Stated problem
Find each line with the word "taxes" in it, then give the total alone.

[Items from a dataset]
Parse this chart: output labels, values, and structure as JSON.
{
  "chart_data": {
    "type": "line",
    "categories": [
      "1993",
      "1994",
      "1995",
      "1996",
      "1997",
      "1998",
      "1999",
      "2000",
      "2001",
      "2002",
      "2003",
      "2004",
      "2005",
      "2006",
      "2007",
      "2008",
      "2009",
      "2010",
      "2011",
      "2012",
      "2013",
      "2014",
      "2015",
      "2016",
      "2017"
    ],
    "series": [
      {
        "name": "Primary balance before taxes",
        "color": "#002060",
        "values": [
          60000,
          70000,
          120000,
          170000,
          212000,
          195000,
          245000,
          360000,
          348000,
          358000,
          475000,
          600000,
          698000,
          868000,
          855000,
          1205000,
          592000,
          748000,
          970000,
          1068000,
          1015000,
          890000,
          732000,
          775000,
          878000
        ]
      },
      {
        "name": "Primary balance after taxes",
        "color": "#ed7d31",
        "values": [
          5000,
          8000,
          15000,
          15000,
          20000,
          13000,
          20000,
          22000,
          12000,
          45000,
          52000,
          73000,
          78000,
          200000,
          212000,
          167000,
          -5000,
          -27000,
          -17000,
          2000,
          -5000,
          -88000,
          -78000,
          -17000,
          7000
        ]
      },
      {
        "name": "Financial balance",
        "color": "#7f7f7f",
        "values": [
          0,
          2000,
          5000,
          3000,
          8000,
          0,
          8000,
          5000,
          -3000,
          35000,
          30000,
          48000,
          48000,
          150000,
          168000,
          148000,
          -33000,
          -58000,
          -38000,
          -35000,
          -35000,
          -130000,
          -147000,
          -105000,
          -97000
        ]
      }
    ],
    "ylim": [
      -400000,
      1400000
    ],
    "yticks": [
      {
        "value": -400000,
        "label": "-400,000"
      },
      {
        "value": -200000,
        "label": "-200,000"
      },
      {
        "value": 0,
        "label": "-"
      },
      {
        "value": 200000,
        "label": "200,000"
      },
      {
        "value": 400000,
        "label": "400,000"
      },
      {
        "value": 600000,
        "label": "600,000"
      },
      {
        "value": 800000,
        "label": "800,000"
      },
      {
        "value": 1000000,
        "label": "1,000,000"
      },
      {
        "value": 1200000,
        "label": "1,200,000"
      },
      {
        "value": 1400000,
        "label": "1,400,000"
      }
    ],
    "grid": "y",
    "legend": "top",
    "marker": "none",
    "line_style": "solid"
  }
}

Exercise response
2